- Provided data
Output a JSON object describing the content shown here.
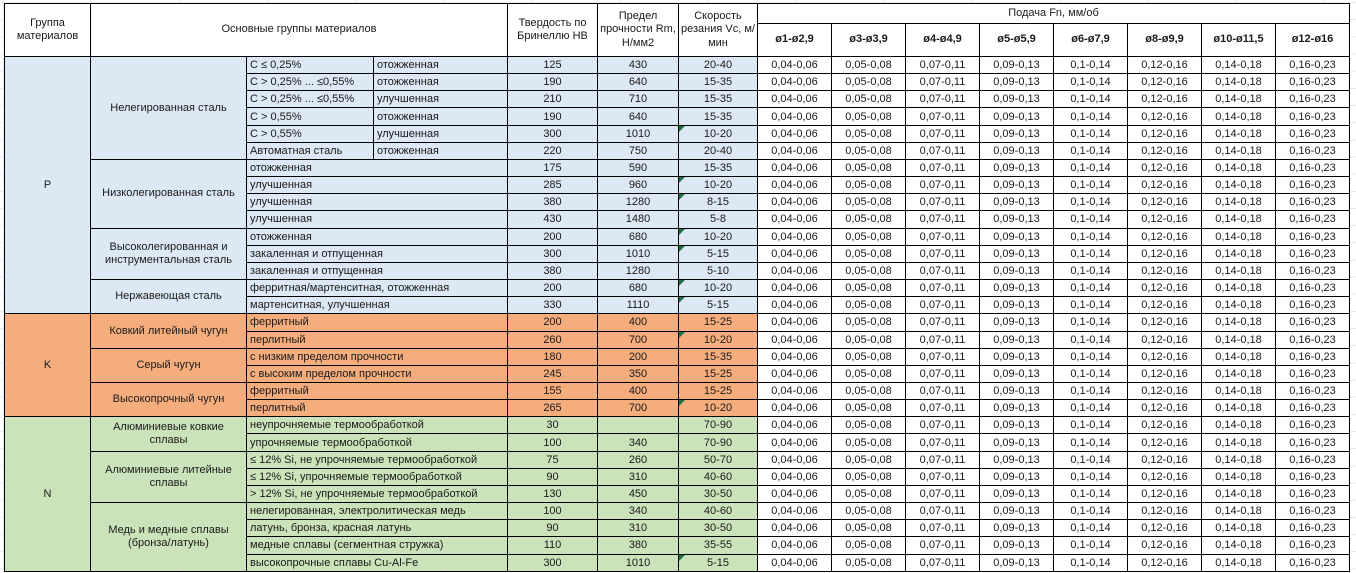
{
  "table": {
    "header": {
      "col_group": "Группа материалов",
      "col_main_groups": "Основные группы материалов",
      "col_hardness": "Твердость по Бринеллю HB",
      "col_strength": "Предел прочности Rm, Н/мм2",
      "col_speed": "Скорость резания Vc, м/мин",
      "feed_title": "Подача Fn, мм/об",
      "feed_columns": [
        "ø1-ø2,9",
        "ø3-ø3,9",
        "ø4-ø4,9",
        "ø5-ø5,9",
        "ø6-ø7,9",
        "ø8-ø9,9",
        "ø10-ø11,5",
        "ø12-ø16"
      ]
    },
    "feed_values": [
      "0,04-0,06",
      "0,05-0,08",
      "0,07-0,11",
      "0,09-0,13",
      "0,1-0,14",
      "0,12-0,16",
      "0,14-0,18",
      "0,16-0,23"
    ],
    "marker_color": "#1E7145",
    "groups": [
      {
        "letter": "P",
        "color": "#DCE8F4",
        "subgroups": [
          {
            "name": "Нелегированная сталь",
            "rows": [
              {
                "comp": "C ≤ 0,25%",
                "state": "отожженная",
                "hb": "125",
                "rm": "430",
                "vc": "20-40",
                "flag": false
              },
              {
                "comp": "C > 0,25% ... ≤0,55%",
                "state": "отожженная",
                "hb": "190",
                "rm": "640",
                "vc": "15-35",
                "flag": false
              },
              {
                "comp": "C > 0,25% ... ≤0,55%",
                "state": "улучшенная",
                "hb": "210",
                "rm": "710",
                "vc": "15-35",
                "flag": false
              },
              {
                "comp": "C > 0,55%",
                "state": "отожженная",
                "hb": "190",
                "rm": "640",
                "vc": "15-35",
                "flag": false
              },
              {
                "comp": "C > 0,55%",
                "state": "улучшенная",
                "hb": "300",
                "rm": "1010",
                "vc": "10-20",
                "flag": true
              },
              {
                "comp": "Автоматная сталь",
                "state": "отожженная",
                "hb": "220",
                "rm": "750",
                "vc": "20-40",
                "flag": false
              }
            ]
          },
          {
            "name": "Низколегированная сталь",
            "rows": [
              {
                "desc": "отожженная",
                "hb": "175",
                "rm": "590",
                "vc": "15-35",
                "flag": false
              },
              {
                "desc": "улучшенная",
                "hb": "285",
                "rm": "960",
                "vc": "10-20",
                "flag": true
              },
              {
                "desc": "улучшенная",
                "hb": "380",
                "rm": "1280",
                "vc": "8-15",
                "flag": true
              },
              {
                "desc": "улучшенная",
                "hb": "430",
                "rm": "1480",
                "vc": "5-8",
                "flag": false
              }
            ]
          },
          {
            "name": "Высоколегированная и инструментальная сталь",
            "rows": [
              {
                "desc": "отожженная",
                "hb": "200",
                "rm": "680",
                "vc": "10-20",
                "flag": true
              },
              {
                "desc": "закаленная и отпущенная",
                "hb": "300",
                "rm": "1010",
                "vc": "5-15",
                "flag": true
              },
              {
                "desc": "закаленная и отпущенная",
                "hb": "380",
                "rm": "1280",
                "vc": "5-10",
                "flag": false
              }
            ]
          },
          {
            "name": "Нержавеющая сталь",
            "rows": [
              {
                "desc": "ферритная/мартенситная, отожженная",
                "hb": "200",
                "rm": "680",
                "vc": "10-20",
                "flag": true
              },
              {
                "desc": "мартенситная, улучшенная",
                "hb": "330",
                "rm": "1110",
                "vc": "5-15",
                "flag": true
              }
            ]
          }
        ]
      },
      {
        "letter": "K",
        "color": "#F5AD7D",
        "subgroups": [
          {
            "name": "Ковкий литейный чугун",
            "rows": [
              {
                "desc": "ферритный",
                "hb": "200",
                "rm": "400",
                "vc": "15-25",
                "flag": false
              },
              {
                "desc": "перлитный",
                "hb": "260",
                "rm": "700",
                "vc": "10-20",
                "flag": true
              }
            ]
          },
          {
            "name": "Серый чугун",
            "rows": [
              {
                "desc": "с низким пределом прочности",
                "hb": "180",
                "rm": "200",
                "vc": "15-35",
                "flag": false
              },
              {
                "desc": "с высоким пределом прочности",
                "hb": "245",
                "rm": "350",
                "vc": "15-25",
                "flag": false
              }
            ]
          },
          {
            "name": "Высокопрочный чугун",
            "rows": [
              {
                "desc": "ферритный",
                "hb": "155",
                "rm": "400",
                "vc": "15-25",
                "flag": false
              },
              {
                "desc": "перлитный",
                "hb": "265",
                "rm": "700",
                "vc": "10-20",
                "flag": true
              }
            ]
          }
        ]
      },
      {
        "letter": "N",
        "color": "#CBE3BA",
        "subgroups": [
          {
            "name": "Алюминиевые ковкие сплавы",
            "rows": [
              {
                "desc": "неупрочняемые термообработкой",
                "hb": "30",
                "rm": "",
                "vc": "70-90",
                "flag": false
              },
              {
                "desc": "упрочняемые термообработкой",
                "hb": "100",
                "rm": "340",
                "vc": "70-90",
                "flag": false
              }
            ]
          },
          {
            "name": "Алюминиевые литейные сплавы",
            "rows": [
              {
                "desc": "≤ 12% Si, не упрочняемые термообработкой",
                "hb": "75",
                "rm": "260",
                "vc": "50-70",
                "flag": false
              },
              {
                "desc": "≤ 12% Si, упрочняемые термообработкой",
                "hb": "90",
                "rm": "310",
                "vc": "40-60",
                "flag": false
              },
              {
                "desc": "> 12% Si, не упрочняемые термообработкой",
                "hb": "130",
                "rm": "450",
                "vc": "30-50",
                "flag": false
              }
            ]
          },
          {
            "name": "Медь и медные сплавы (бронза/латунь)",
            "rows": [
              {
                "desc": "нелегированная, электролитическая медь",
                "hb": "100",
                "rm": "340",
                "vc": "40-60",
                "flag": false
              },
              {
                "desc": "латунь, бронза, красная латунь",
                "hb": "90",
                "rm": "310",
                "vc": "30-50",
                "flag": false
              },
              {
                "desc": "медные сплавы (сегментная стружка)",
                "hb": "110",
                "rm": "380",
                "vc": "35-55",
                "flag": false
              },
              {
                "desc": "высокопрочные сплавы Cu-Al-Fe",
                "hb": "300",
                "rm": "1010",
                "vc": "5-15",
                "flag": true
              }
            ]
          }
        ]
      }
    ]
  }
}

- Goal
Among the lines of the data above, determine how many contain the word "бронза". Report the number alone.

- Output below
2